= Stated goal =
Write the records below out again exactly as given, with no images.

= Records for this exercise =

<<<<

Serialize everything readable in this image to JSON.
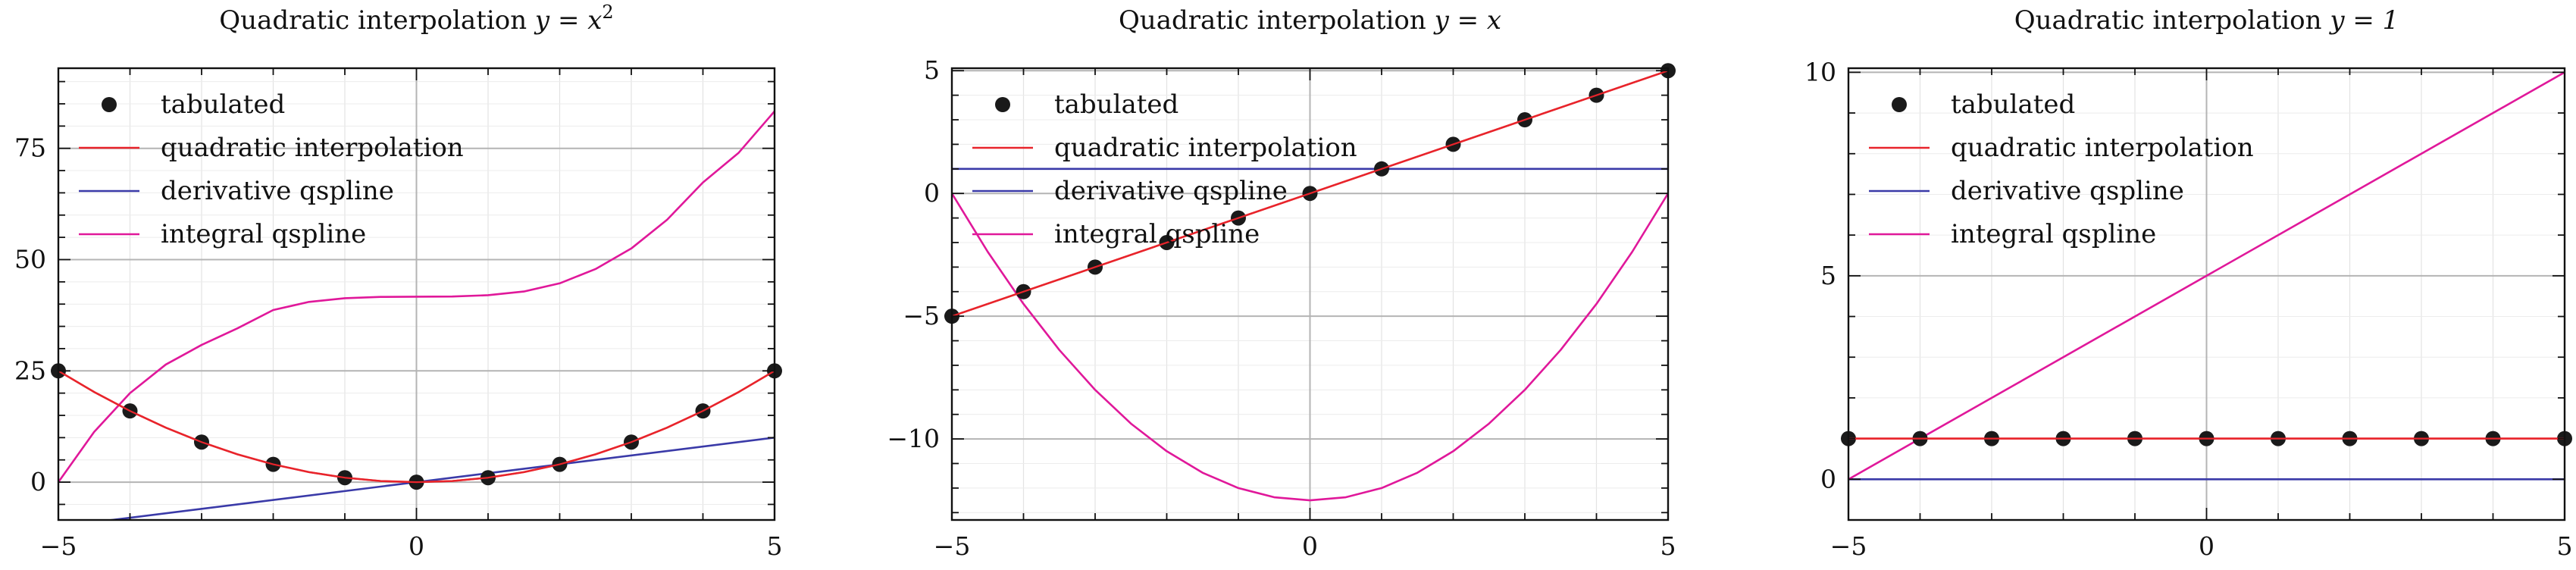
{
  "chart_data": [
    {
      "type": "line",
      "title": "Quadratic interpolation y = x²",
      "title_parts": {
        "prefix": "Quadratic interpolation ",
        "math": "y = x",
        "sup": "2"
      },
      "xlabel": "",
      "ylabel": "",
      "xlim": [
        -5,
        5
      ],
      "ylim": [
        -8.5,
        93
      ],
      "x_ticks": [
        -5,
        0,
        5
      ],
      "x_tick_labels": [
        "−5",
        "0",
        "5"
      ],
      "y_ticks": [
        0,
        25,
        50,
        75
      ],
      "y_tick_labels": [
        "0",
        "25",
        "50",
        "75"
      ],
      "grid": true,
      "legend_placement": "top-left",
      "series": [
        {
          "name": "tabulated",
          "kind": "points",
          "color": "#1a1a1a",
          "x": [
            -5,
            -4,
            -3,
            -2,
            -1,
            0,
            1,
            2,
            3,
            4,
            5
          ],
          "y": [
            25,
            16,
            9,
            4,
            1,
            0,
            1,
            4,
            9,
            16,
            25
          ]
        },
        {
          "name": "quadratic interpolation",
          "kind": "line",
          "color": "#e8242b",
          "x": [
            -5,
            -4.5,
            -4,
            -3.5,
            -3,
            -2.5,
            -2,
            -1.5,
            -1,
            -0.5,
            0,
            0.5,
            1,
            1.5,
            2,
            2.5,
            3,
            3.5,
            4,
            4.5,
            5
          ],
          "y": [
            25,
            20.25,
            16,
            12.25,
            9,
            6.25,
            4,
            2.25,
            1,
            0.25,
            0,
            0.25,
            1,
            2.25,
            4,
            6.25,
            9,
            12.25,
            16,
            20.25,
            25
          ]
        },
        {
          "name": "derivative qspline",
          "kind": "line",
          "color": "#3a3aa8",
          "x": [
            -5,
            5
          ],
          "y": [
            -10,
            10
          ]
        },
        {
          "name": "integral qspline",
          "kind": "line",
          "color": "#e0189a",
          "x": [
            -5,
            -4.5,
            -4,
            -3.5,
            -3,
            -2.5,
            -2,
            -1.5,
            -1,
            -0.5,
            0,
            0.5,
            1,
            1.5,
            2,
            2.5,
            3,
            3.5,
            4,
            4.5,
            5
          ],
          "y": [
            0,
            11.29,
            20.0,
            26.42,
            30.83,
            34.55,
            38.67,
            40.5,
            41.33,
            41.62,
            41.67,
            41.71,
            42.0,
            42.83,
            44.67,
            47.88,
            52.5,
            58.96,
            67.33,
            74.02,
            83.33
          ]
        }
      ]
    },
    {
      "type": "line",
      "title": "Quadratic interpolation y = x",
      "title_parts": {
        "prefix": "Quadratic interpolation ",
        "math": "y = x",
        "sup": ""
      },
      "xlabel": "",
      "ylabel": "",
      "xlim": [
        -5,
        5
      ],
      "ylim": [
        -13.3,
        5.1
      ],
      "x_ticks": [
        -5,
        0,
        5
      ],
      "x_tick_labels": [
        "−5",
        "0",
        "5"
      ],
      "y_ticks": [
        -10,
        -5,
        0,
        5
      ],
      "y_tick_labels": [
        "−10",
        "−5",
        "0",
        "5"
      ],
      "grid": true,
      "legend_placement": "top-left",
      "series": [
        {
          "name": "tabulated",
          "kind": "points",
          "color": "#1a1a1a",
          "x": [
            -5,
            -4,
            -3,
            -2,
            -1,
            0,
            1,
            2,
            3,
            4,
            5
          ],
          "y": [
            -5,
            -4,
            -3,
            -2,
            -1,
            0,
            1,
            2,
            3,
            4,
            5
          ]
        },
        {
          "name": "quadratic interpolation",
          "kind": "line",
          "color": "#e8242b",
          "x": [
            -5,
            5
          ],
          "y": [
            -5,
            5
          ]
        },
        {
          "name": "derivative qspline",
          "kind": "line",
          "color": "#3a3aa8",
          "x": [
            -5,
            5
          ],
          "y": [
            1,
            1
          ]
        },
        {
          "name": "integral qspline",
          "kind": "line",
          "color": "#e0189a",
          "x": [
            -5,
            -4.5,
            -4,
            -3.5,
            -3,
            -2.5,
            -2,
            -1.5,
            -1,
            -0.5,
            0,
            0.5,
            1,
            1.5,
            2,
            2.5,
            3,
            3.5,
            4,
            4.5,
            5
          ],
          "y": [
            0,
            -2.375,
            -4.5,
            -6.375,
            -8,
            -9.375,
            -10.5,
            -11.375,
            -12,
            -12.375,
            -12.5,
            -12.375,
            -12,
            -11.375,
            -10.5,
            -9.375,
            -8,
            -6.375,
            -4.5,
            -2.375,
            0
          ]
        }
      ]
    },
    {
      "type": "line",
      "title": "Quadratic interpolation y = 1",
      "title_parts": {
        "prefix": "Quadratic interpolation ",
        "math": "y = 1",
        "sup": ""
      },
      "xlabel": "",
      "ylabel": "",
      "xlim": [
        -5,
        5
      ],
      "ylim": [
        -1.0,
        10.1
      ],
      "x_ticks": [
        -5,
        0,
        5
      ],
      "x_tick_labels": [
        "−5",
        "0",
        "5"
      ],
      "y_ticks": [
        0,
        5,
        10
      ],
      "y_tick_labels": [
        "0",
        "5",
        "10"
      ],
      "grid": true,
      "legend_placement": "top-left",
      "series": [
        {
          "name": "tabulated",
          "kind": "points",
          "color": "#1a1a1a",
          "x": [
            -5,
            -4,
            -3,
            -2,
            -1,
            0,
            1,
            2,
            3,
            4,
            5
          ],
          "y": [
            1,
            1,
            1,
            1,
            1,
            1,
            1,
            1,
            1,
            1,
            1
          ]
        },
        {
          "name": "quadratic interpolation",
          "kind": "line",
          "color": "#e8242b",
          "x": [
            -5,
            5
          ],
          "y": [
            1,
            1
          ]
        },
        {
          "name": "derivative qspline",
          "kind": "line",
          "color": "#3a3aa8",
          "x": [
            -5,
            5
          ],
          "y": [
            0,
            0
          ]
        },
        {
          "name": "integral qspline",
          "kind": "line",
          "color": "#e0189a",
          "x": [
            -5,
            5
          ],
          "y": [
            0,
            10
          ]
        }
      ]
    }
  ]
}
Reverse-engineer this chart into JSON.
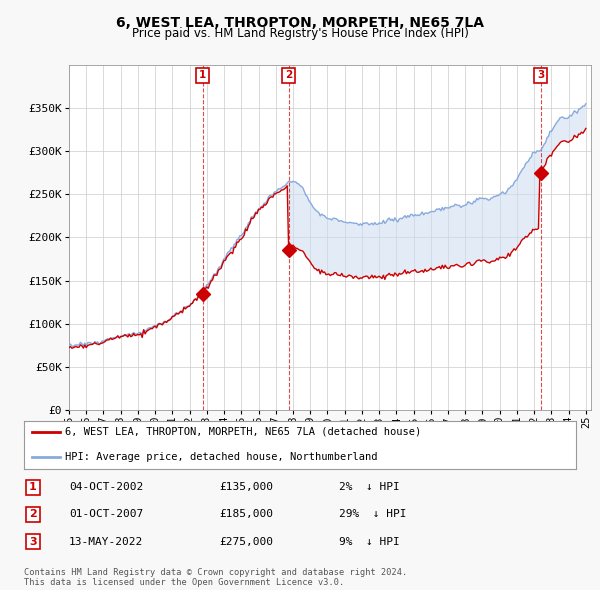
{
  "title": "6, WEST LEA, THROPTON, MORPETH, NE65 7LA",
  "subtitle": "Price paid vs. HM Land Registry's House Price Index (HPI)",
  "title_fontsize": 10,
  "subtitle_fontsize": 8.5,
  "hpi_color": "#88aadd",
  "price_color": "#cc0000",
  "fill_color": "#ccddf0",
  "ylim": [
    0,
    400000
  ],
  "yticks": [
    0,
    50000,
    100000,
    150000,
    200000,
    250000,
    300000,
    350000
  ],
  "ytick_labels": [
    "£0",
    "£50K",
    "£100K",
    "£150K",
    "£200K",
    "£250K",
    "£300K",
    "£350K"
  ],
  "fig_bg": "#f8f8f8",
  "plot_bg": "#ffffff",
  "legend_entries": [
    "6, WEST LEA, THROPTON, MORPETH, NE65 7LA (detached house)",
    "HPI: Average price, detached house, Northumberland"
  ],
  "transactions": [
    {
      "num": 1,
      "date": "04-OCT-2002",
      "price": 135000,
      "pct": "2%",
      "dir": "↓"
    },
    {
      "num": 2,
      "date": "01-OCT-2007",
      "price": 185000,
      "pct": "29%",
      "dir": "↓"
    },
    {
      "num": 3,
      "date": "13-MAY-2022",
      "price": 275000,
      "pct": "9%",
      "dir": "↓"
    }
  ],
  "footer": "Contains HM Land Registry data © Crown copyright and database right 2024.\nThis data is licensed under the Open Government Licence v3.0.",
  "marker_years": [
    2002.75,
    2007.75,
    2022.37
  ],
  "marker_prices": [
    135000,
    185000,
    275000
  ],
  "vline_years": [
    2002.75,
    2007.75,
    2022.37
  ]
}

>>>>

= Task solution =
Serialize everything readable in this image to JSON.
{
  "chart_data": [
    {
      "type": "line",
      "title": "Quadratic interpolation y = x²",
      "title_parts": {
        "prefix": "Quadratic interpolation ",
        "math": "y = x",
        "sup": "2"
      },
      "xlabel": "",
      "ylabel": "",
      "xlim": [
        -5,
        5
      ],
      "ylim": [
        -8.5,
        93
      ],
      "x_ticks": [
        -5,
        0,
        5
      ],
      "x_tick_labels": [
        "−5",
        "0",
        "5"
      ],
      "y_ticks": [
        0,
        25,
        50,
        75
      ],
      "y_tick_labels": [
        "0",
        "25",
        "50",
        "75"
      ],
      "grid": true,
      "legend_placement": "top-left",
      "series": [
        {
          "name": "tabulated",
          "kind": "points",
          "color": "#1a1a1a",
          "x": [
            -5,
            -4,
            -3,
            -2,
            -1,
            0,
            1,
            2,
            3,
            4,
            5
          ],
          "y": [
            25,
            16,
            9,
            4,
            1,
            0,
            1,
            4,
            9,
            16,
            25
          ]
        },
        {
          "name": "quadratic interpolation",
          "kind": "line",
          "color": "#e8242b",
          "x": [
            -5,
            -4.5,
            -4,
            -3.5,
            -3,
            -2.5,
            -2,
            -1.5,
            -1,
            -0.5,
            0,
            0.5,
            1,
            1.5,
            2,
            2.5,
            3,
            3.5,
            4,
            4.5,
            5
          ],
          "y": [
            25,
            20.25,
            16,
            12.25,
            9,
            6.25,
            4,
            2.25,
            1,
            0.25,
            0,
            0.25,
            1,
            2.25,
            4,
            6.25,
            9,
            12.25,
            16,
            20.25,
            25
          ]
        },
        {
          "name": "derivative qspline",
          "kind": "line",
          "color": "#3a3aa8",
          "x": [
            -5,
            5
          ],
          "y": [
            -10,
            10
          ]
        },
        {
          "name": "integral qspline",
          "kind": "line",
          "color": "#e0189a",
          "x": [
            -5,
            -4.5,
            -4,
            -3.5,
            -3,
            -2.5,
            -2,
            -1.5,
            -1,
            -0.5,
            0,
            0.5,
            1,
            1.5,
            2,
            2.5,
            3,
            3.5,
            4,
            4.5,
            5
          ],
          "y": [
            0,
            11.29,
            20.0,
            26.42,
            30.83,
            34.55,
            38.67,
            40.5,
            41.33,
            41.62,
            41.67,
            41.71,
            42.0,
            42.83,
            44.67,
            47.88,
            52.5,
            58.96,
            67.33,
            74.02,
            83.33
          ]
        }
      ]
    },
    {
      "type": "line",
      "title": "Quadratic interpolation y = x",
      "title_parts": {
        "prefix": "Quadratic interpolation ",
        "math": "y = x",
        "sup": ""
      },
      "xlabel": "",
      "ylabel": "",
      "xlim": [
        -5,
        5
      ],
      "ylim": [
        -13.3,
        5.1
      ],
      "x_ticks": [
        -5,
        0,
        5
      ],
      "x_tick_labels": [
        "−5",
        "0",
        "5"
      ],
      "y_ticks": [
        -10,
        -5,
        0,
        5
      ],
      "y_tick_labels": [
        "−10",
        "−5",
        "0",
        "5"
      ],
      "grid": true,
      "legend_placement": "top-left",
      "series": [
        {
          "name": "tabulated",
          "kind": "points",
          "color": "#1a1a1a",
          "x": [
            -5,
            -4,
            -3,
            -2,
            -1,
            0,
            1,
            2,
            3,
            4,
            5
          ],
          "y": [
            -5,
            -4,
            -3,
            -2,
            -1,
            0,
            1,
            2,
            3,
            4,
            5
          ]
        },
        {
          "name": "quadratic interpolation",
          "kind": "line",
          "color": "#e8242b",
          "x": [
            -5,
            5
          ],
          "y": [
            -5,
            5
          ]
        },
        {
          "name": "derivative qspline",
          "kind": "line",
          "color": "#3a3aa8",
          "x": [
            -5,
            5
          ],
          "y": [
            1,
            1
          ]
        },
        {
          "name": "integral qspline",
          "kind": "line",
          "color": "#e0189a",
          "x": [
            -5,
            -4.5,
            -4,
            -3.5,
            -3,
            -2.5,
            -2,
            -1.5,
            -1,
            -0.5,
            0,
            0.5,
            1,
            1.5,
            2,
            2.5,
            3,
            3.5,
            4,
            4.5,
            5
          ],
          "y": [
            0,
            -2.375,
            -4.5,
            -6.375,
            -8,
            -9.375,
            -10.5,
            -11.375,
            -12,
            -12.375,
            -12.5,
            -12.375,
            -12,
            -11.375,
            -10.5,
            -9.375,
            -8,
            -6.375,
            -4.5,
            -2.375,
            0
          ]
        }
      ]
    },
    {
      "type": "line",
      "title": "Quadratic interpolation y = 1",
      "title_parts": {
        "prefix": "Quadratic interpolation ",
        "math": "y = 1",
        "sup": ""
      },
      "xlabel": "",
      "ylabel": "",
      "xlim": [
        -5,
        5
      ],
      "ylim": [
        -1.0,
        10.1
      ],
      "x_ticks": [
        -5,
        0,
        5
      ],
      "x_tick_labels": [
        "−5",
        "0",
        "5"
      ],
      "y_ticks": [
        0,
        5,
        10
      ],
      "y_tick_labels": [
        "0",
        "5",
        "10"
      ],
      "grid": true,
      "legend_placement": "top-left",
      "series": [
        {
          "name": "tabulated",
          "kind": "points",
          "color": "#1a1a1a",
          "x": [
            -5,
            -4,
            -3,
            -2,
            -1,
            0,
            1,
            2,
            3,
            4,
            5
          ],
          "y": [
            1,
            1,
            1,
            1,
            1,
            1,
            1,
            1,
            1,
            1,
            1
          ]
        },
        {
          "name": "quadratic interpolation",
          "kind": "line",
          "color": "#e8242b",
          "x": [
            -5,
            5
          ],
          "y": [
            1,
            1
          ]
        },
        {
          "name": "derivative qspline",
          "kind": "line",
          "color": "#3a3aa8",
          "x": [
            -5,
            5
          ],
          "y": [
            0,
            0
          ]
        },
        {
          "name": "integral qspline",
          "kind": "line",
          "color": "#e0189a",
          "x": [
            -5,
            5
          ],
          "y": [
            0,
            10
          ]
        }
      ]
    }
  ]
}
Reverse-engineer this chart into JSON.
{
  "title": "6, WEST LEA, THROPTON, MORPETH, NE65 7LA",
  "subtitle": "Price paid vs. HM Land Registry's House Price Index (HPI)",
  "title_fontsize": 10,
  "subtitle_fontsize": 8.5,
  "hpi_color": "#88aadd",
  "price_color": "#cc0000",
  "fill_color": "#ccddf0",
  "ylim": [
    0,
    400000
  ],
  "yticks": [
    0,
    50000,
    100000,
    150000,
    200000,
    250000,
    300000,
    350000
  ],
  "ytick_labels": [
    "£0",
    "£50K",
    "£100K",
    "£150K",
    "£200K",
    "£250K",
    "£300K",
    "£350K"
  ],
  "fig_bg": "#f8f8f8",
  "plot_bg": "#ffffff",
  "legend_entries": [
    "6, WEST LEA, THROPTON, MORPETH, NE65 7LA (detached house)",
    "HPI: Average price, detached house, Northumberland"
  ],
  "transactions": [
    {
      "num": 1,
      "date": "04-OCT-2002",
      "price": 135000,
      "pct": "2%",
      "dir": "↓"
    },
    {
      "num": 2,
      "date": "01-OCT-2007",
      "price": 185000,
      "pct": "29%",
      "dir": "↓"
    },
    {
      "num": 3,
      "date": "13-MAY-2022",
      "price": 275000,
      "pct": "9%",
      "dir": "↓"
    }
  ],
  "footer": "Contains HM Land Registry data © Crown copyright and database right 2024.\nThis data is licensed under the Open Government Licence v3.0.",
  "marker_years": [
    2002.75,
    2007.75,
    2022.37
  ],
  "marker_prices": [
    135000,
    185000,
    275000
  ],
  "vline_years": [
    2002.75,
    2007.75,
    2022.37
  ]
}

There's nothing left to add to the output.